Written exercise -> Take the material and output all of it exactly.

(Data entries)
******

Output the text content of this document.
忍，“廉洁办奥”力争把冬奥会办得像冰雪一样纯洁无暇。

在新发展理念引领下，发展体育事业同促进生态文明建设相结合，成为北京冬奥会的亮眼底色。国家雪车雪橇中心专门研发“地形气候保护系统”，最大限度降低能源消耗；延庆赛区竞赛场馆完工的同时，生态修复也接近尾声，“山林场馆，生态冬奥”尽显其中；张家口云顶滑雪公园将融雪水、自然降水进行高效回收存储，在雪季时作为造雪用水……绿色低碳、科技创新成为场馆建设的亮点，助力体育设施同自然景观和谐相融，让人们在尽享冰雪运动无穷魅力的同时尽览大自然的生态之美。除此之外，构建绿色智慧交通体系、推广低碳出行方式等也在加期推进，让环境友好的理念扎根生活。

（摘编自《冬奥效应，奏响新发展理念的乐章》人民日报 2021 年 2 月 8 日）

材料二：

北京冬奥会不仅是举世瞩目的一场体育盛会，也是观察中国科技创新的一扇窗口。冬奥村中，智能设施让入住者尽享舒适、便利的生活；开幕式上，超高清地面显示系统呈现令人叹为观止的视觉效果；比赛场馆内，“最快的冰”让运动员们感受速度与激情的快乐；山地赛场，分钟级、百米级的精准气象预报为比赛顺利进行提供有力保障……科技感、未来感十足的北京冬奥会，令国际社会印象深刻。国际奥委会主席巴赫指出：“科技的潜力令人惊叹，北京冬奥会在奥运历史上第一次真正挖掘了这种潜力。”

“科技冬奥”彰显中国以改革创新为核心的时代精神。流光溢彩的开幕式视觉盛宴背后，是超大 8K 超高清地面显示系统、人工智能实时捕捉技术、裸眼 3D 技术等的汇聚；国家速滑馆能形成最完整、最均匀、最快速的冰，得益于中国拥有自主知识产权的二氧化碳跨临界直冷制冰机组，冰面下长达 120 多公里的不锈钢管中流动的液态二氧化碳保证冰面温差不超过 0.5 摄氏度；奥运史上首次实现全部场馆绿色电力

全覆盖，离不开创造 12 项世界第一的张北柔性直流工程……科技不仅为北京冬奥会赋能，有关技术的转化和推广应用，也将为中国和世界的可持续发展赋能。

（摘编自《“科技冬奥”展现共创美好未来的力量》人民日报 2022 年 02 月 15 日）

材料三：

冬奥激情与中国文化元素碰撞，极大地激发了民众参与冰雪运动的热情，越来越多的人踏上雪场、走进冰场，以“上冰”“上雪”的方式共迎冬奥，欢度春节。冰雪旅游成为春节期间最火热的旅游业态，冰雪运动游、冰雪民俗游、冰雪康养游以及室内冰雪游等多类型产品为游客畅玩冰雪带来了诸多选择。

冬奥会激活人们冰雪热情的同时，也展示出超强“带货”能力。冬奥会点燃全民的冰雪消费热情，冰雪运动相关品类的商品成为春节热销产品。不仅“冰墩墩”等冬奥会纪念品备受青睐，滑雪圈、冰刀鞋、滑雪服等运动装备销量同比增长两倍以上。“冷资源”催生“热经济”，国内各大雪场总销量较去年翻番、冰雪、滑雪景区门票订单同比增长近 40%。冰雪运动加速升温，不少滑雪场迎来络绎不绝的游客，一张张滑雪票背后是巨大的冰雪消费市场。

******

Finished task ->
Output the text content of this document.
忍，“廉洁办奥”力争把冬奥会办得像冰雪一样纯洁无暇。

在新发展理念引领下，发展体育事业同促进生态文明建设相结合，成为北京冬奥会的亮眼底色。国家雪车雪橇中心专门研发“地形气候保护系统”，最大限度降低能源消耗；延庆赛区竞赛场馆完工的同时，生态修复也接近尾声，“山林场馆，生态冬奥”尽显其中；张家口云顶滑雪公园将融雪水、自然降水进行高效回收存储，在雪季时作为造雪用水……绿色低碳、科技创新成为场馆建设的亮点，助力体育设施同自然景观和谐相融，让人们在尽享冰雪运动无穷魅力的同时尽览大自然的生态之美。除此之外，构建绿色智慧交通体系、推广低碳出行方式等也在加期推进，让环境友好的理念扎根生活。

（摘编自《冬奥效应，奏响新发展理念的乐章》人民日报 2021 年 2 月 8 日）

材料二：

北京冬奥会不仅是举世瞩目的一场体育盛会，也是观察中国科技创新的一扇窗口。冬奥村中，智能设施让入住者尽享舒适、便利的生活；开幕式上，超高清地面显示系统呈现令人叹为观止的视觉效果；比赛场馆内，“最快的冰”让运动员们感受速度与激情的快乐；山地赛场，分钟级、百米级的精准气象预报为比赛顺利进行提供有力保障……科技感、未来感十足的北京冬奥会，令国际社会印象深刻。国际奥委会主席巴赫指出：“科技的潜力令人惊叹，北京冬奥会在奥运历史上第一次真正挖掘了这种潜力。”

“科技冬奥”彰显中国以改革创新为核心的时代精神。流光溢彩的开幕式视觉盛宴背后，是超大 8K 超高清地面显示系统、人工智能实时捕捉技术、裸眼 3D 技术等的汇聚；国家速滑馆能形成最完整、最均匀、最快速的冰，得益于中国拥有自主知识产权的二氧化碳跨临界直冷制冰机组，冰面下长达 120 多公里的不锈钢管中流动的液态二氧化碳保证冰面温差不超过 0.5 摄氏度；奥运史上首次实现全部场馆绿色电力

全覆盖，离不开创造 12 项世界第一的张北柔性直流工程……科技不仅为北京冬奥会赋能，有关技术的转化和推广应用，也将为中国和世界的可持续发展赋能。

（摘编自《“科技冬奥”展现共创美好未来的力量》人民日报 2022 年 02 月 15 日）

材料三：

冬奥激情与中国文化元素碰撞，极大地激发了民众参与冰雪运动的热情，越来越多的人踏上雪场、走进冰场，以“上冰”“上雪”的方式共迎冬奥，欢度春节。冰雪旅游成为春节期间最火热的旅游业态，冰雪运动游、冰雪民俗游、冰雪康养游以及室内冰雪游等多类型产品为游客畅玩冰雪带来了诸多选择。

冬奥会激活人们冰雪热情的同时，也展示出超强“带货”能力。冬奥会点燃全民的冰雪消费热情，冰雪运动相关品类的商品成为春节热销产品。不仅“冰墩墩”等冬奥会纪念品备受青睐，滑雪圈、冰刀鞋、滑雪服等运动装备销量同比增长两倍以上。“冷资源”催生“热经济”，国内各大雪场总销量较去年翻番、冰雪、滑雪景区门票订单同比增长近 40%。冰雪运动加速升温，不少滑雪场迎来络绎不绝的游客，一张张滑雪票背后是巨大的冰雪消费市场。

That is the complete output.